▶ [Directive]:
Report, word for word, every line of the material that contains "this".

(Data entries)

○ ○ ○ ○

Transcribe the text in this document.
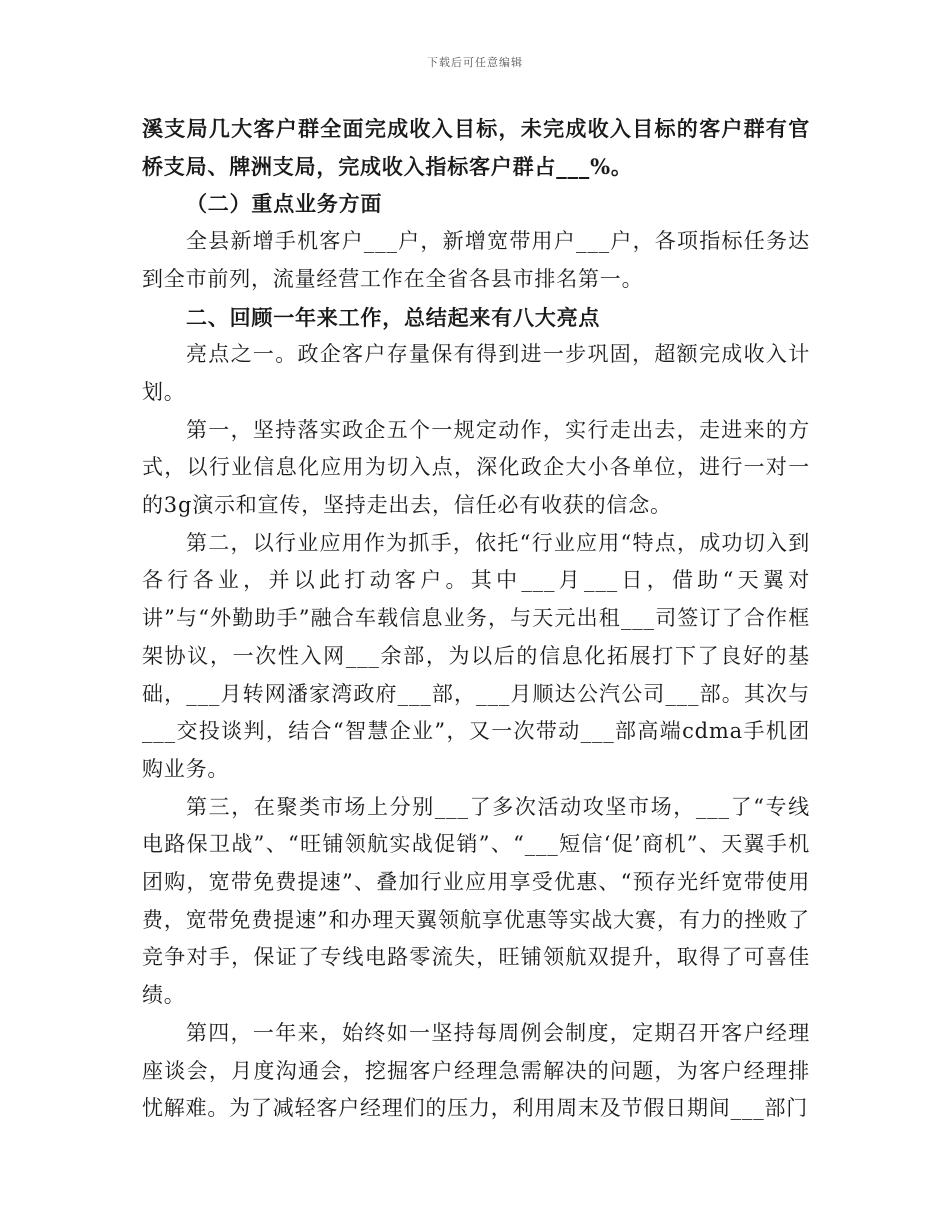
下载后可任意编辑

溪支局几大客户群全面完成收入目标，未完成收入目标的客户群有官桥支局、牌洲支局，完成收入指标客户群占___%。

（二）重点业务方面

全县新增手机客户___户，新增宽带用户___户，各项指标任务达到全市前列，流量经营工作在全省各县市排名第一。

二、回顾一年来工作，总结起来有八大亮点

亮点之一。政企客户存量保有得到进一步巩固，超额完成收入计划。

第一，坚持落实政企五个一规定动作，实行走出去，走进来的方式，以行业信息化应用为切入点，深化政企大小各单位，进行一对一的3g演示和宣传，坚持走出去，信任必有收获的信念。

第二，以行业应用作为抓手，依托“行业应用“特点，成功切入到各行各业，并以此打动客户。其中___月___日，借助“天翼对讲”与“外勤助手”融合车载信息业务，与天元出租___司签订了合作框架协议，一次性入网___余部，为以后的信息化拓展打下了良好的基础，___月转网潘家湾政府___部，___月顺达公汽公司___部。其次与___交投谈判，结合“智慧企业”，又一次带动___部高端cdma手机团购业务。

第三，在聚类市场上分别___了多次活动攻坚市场，___了“专线电路保卫战”、“旺铺领航实战促销”、“___短信‘促’商机”、天翼手机团购，宽带免费提速”、叠加行业应用享受优惠、“预存光纤宽带使用费，宽带免费提速”和办理天翼领航享优惠等实战大赛，有力的挫败了竞争对手，保证了专线电路零流失，旺铺领航双提升，取得了可喜佳绩。

第四，一年来，始终如一坚持每周例会制度，定期召开客户经理座谈会，月度沟通会，挖掘客户经理急需解决的问题，为客户经理排忧解难。为了减轻客户经理们的压力，利用周末及节假日期间___部门
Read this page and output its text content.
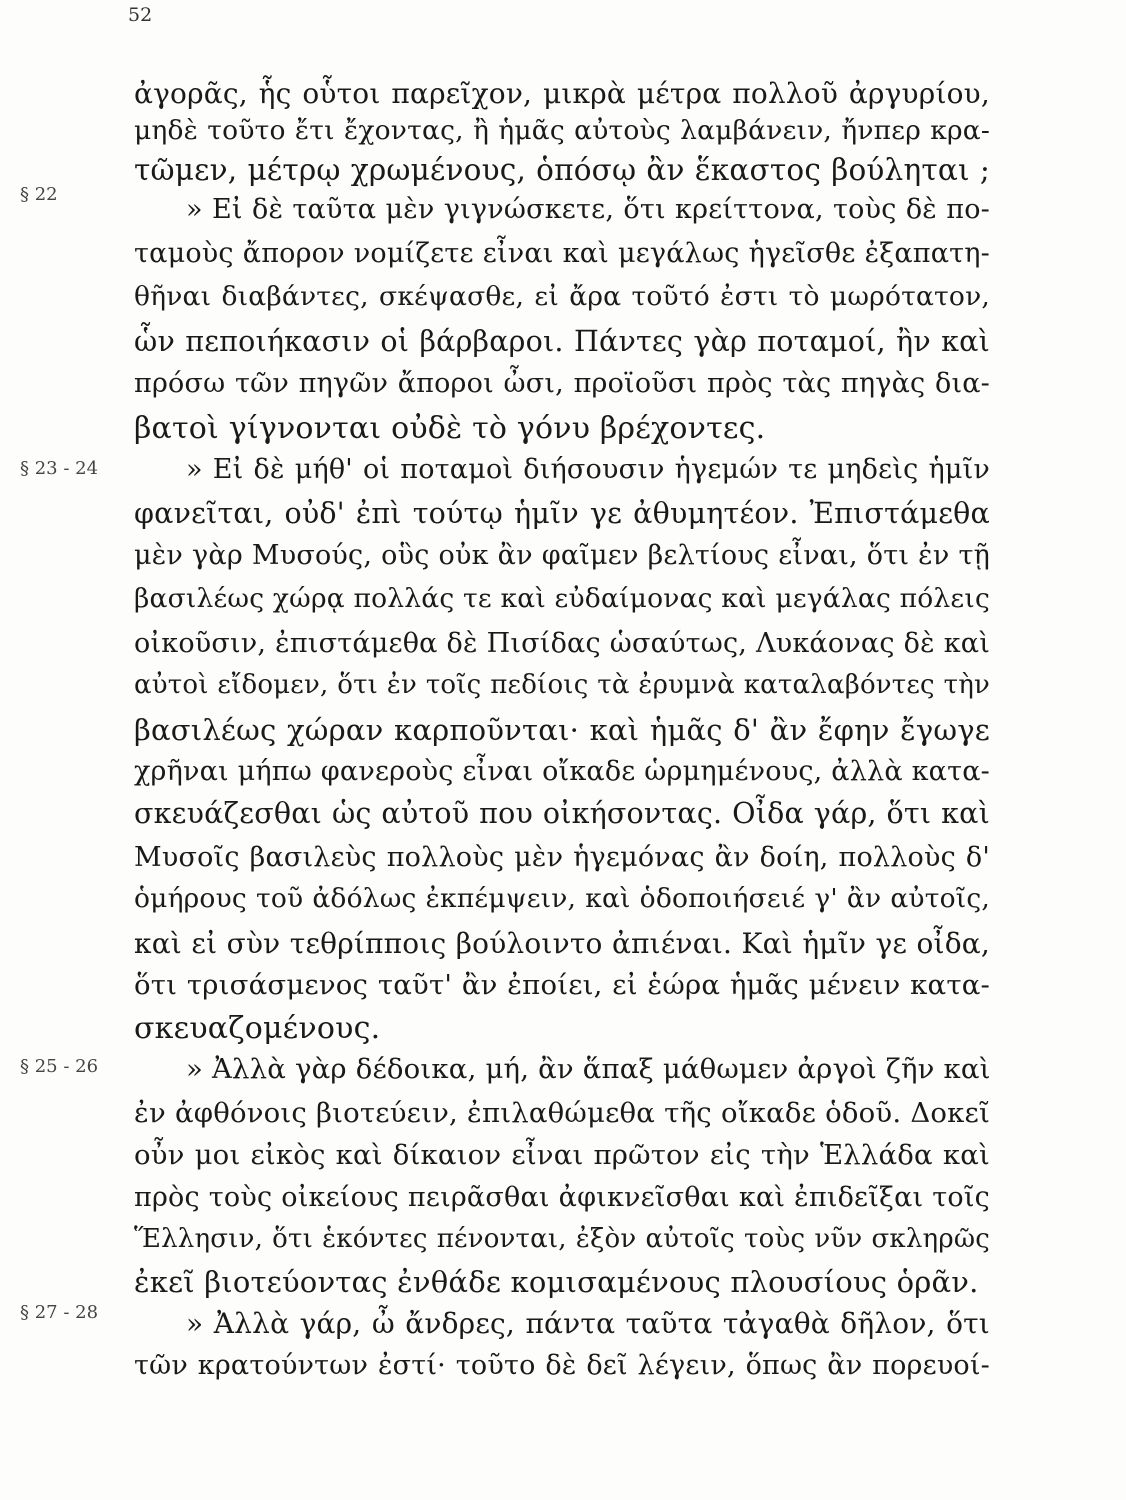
52
§ 22
§ 23 - 24
§ 25 - 26
§ 27 - 28
ἀγορᾶς, ἧς οὗτοι παρεῖχον, μικρὰ μέτρα πολλοῦ ἀργυρίου,
μηδὲ τοῦτο ἔτι ἔχοντας, ἢ ἡμᾶς αὐτοὺς λαμβάνειν, ἤνπερ κρα-
τῶμεν, μέτρῳ χρωμένους, ὁπόσῳ ἂν ἕκαστος βούληται ;
» Εἰ δὲ ταῦτα μὲν γιγνώσκετε, ὅτι κρείττονα, τοὺς δὲ πο-
ταμοὺς ἄπορον νομίζετε εἶναι καὶ μεγάλως ἡγεῖσθε ἐξαπατη-
θῆναι διαβάντες, σκέψασθε, εἰ ἄρα τοῦτό ἐστι τὸ μωρότατον,
ὧν πεποιήκασιν οἱ βάρβαροι. Πάντες γὰρ ποταμοί, ἢν καὶ
πρόσω τῶν πηγῶν ἄποροι ὦσι, προϊοῦσι πρὸς τὰς πηγὰς δια-
βατοὶ γίγνονται οὐδὲ τὸ γόνυ βρέχοντες.
» Εἰ δὲ μήθ' οἱ ποταμοὶ διήσουσιν ἡγεμών τε μηδεὶς ἡμῖν
φανεῖται, οὐδ' ἐπὶ τούτῳ ἡμῖν γε ἀθυμητέον. Ἐπιστάμεθα
μὲν γὰρ Μυσούς, οὓς οὐκ ἂν φαῖμεν βελτίους εἶναι, ὅτι ἐν τῇ
βασιλέως χώρᾳ πολλάς τε καὶ εὐδαίμονας καὶ μεγάλας πόλεις
οἰκοῦσιν, ἐπιστάμεθα δὲ Πισίδας ὡσαύτως, Λυκάονας δὲ καὶ
αὐτοὶ εἴδομεν, ὅτι ἐν τοῖς πεδίοις τὰ ἐρυμνὰ καταλαβόντες τὴν
βασιλέως χώραν καρποῦνται· καὶ ἡμᾶς δ' ἂν ἔφην ἔγωγε
χρῆναι μήπω φανεροὺς εἶναι οἴκαδε ὡρμημένους, ἀλλὰ κατα-
σκευάζεσθαι ὡς αὐτοῦ που οἰκήσοντας. Οἶδα γάρ, ὅτι καὶ
Μυσοῖς βασιλεὺς πολλοὺς μὲν ἡγεμόνας ἂν δοίη, πολλοὺς δ'
ὁμήρους τοῦ ἀδόλως ἐκπέμψειν, καὶ ὁδοποιήσειέ γ' ἂν αὐτοῖς,
καὶ εἰ σὺν τεθρίπποις βούλοιντο ἀπιέναι. Καὶ ἡμῖν γε οἶδα,
ὅτι τρισάσμενος ταῦτ' ἂν ἐποίει, εἰ ἑώρα ἡμᾶς μένειν κατα-
σκευαζομένους.
» Ἀλλὰ γὰρ δέδοικα, μή, ἂν ἅπαξ μάθωμεν ἀργοὶ ζῆν καὶ
ἐν ἀφθόνοις βιοτεύειν, ἐπιλαθώμεθα τῆς οἴκαδε ὁδοῦ. Δοκεῖ
οὖν μοι εἰκὸς καὶ δίκαιον εἶναι πρῶτον εἰς τὴν Ἑλλάδα καὶ
πρὸς τοὺς οἰκείους πειρᾶσθαι ἀφικνεῖσθαι καὶ ἐπιδεῖξαι τοῖς
Ἕλλησιν, ὅτι ἑκόντες πένονται, ἐξὸν αὐτοῖς τοὺς νῦν σκληρῶς
ἐκεῖ βιοτεύοντας ἐνθάδε κομισαμένους πλουσίους ὁρᾶν.
» Ἀλλὰ γάρ, ὦ ἄνδρες, πάντα ταῦτα τἀγαθὰ δῆλον, ὅτι
τῶν κρατούντων ἐστί· τοῦτο δὲ δεῖ λέγειν, ὅπως ἂν πορευοί-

○ ○ ○ ○

▶ [Written answer]:
Transcribe the text in this document.
Read this page and output its text content.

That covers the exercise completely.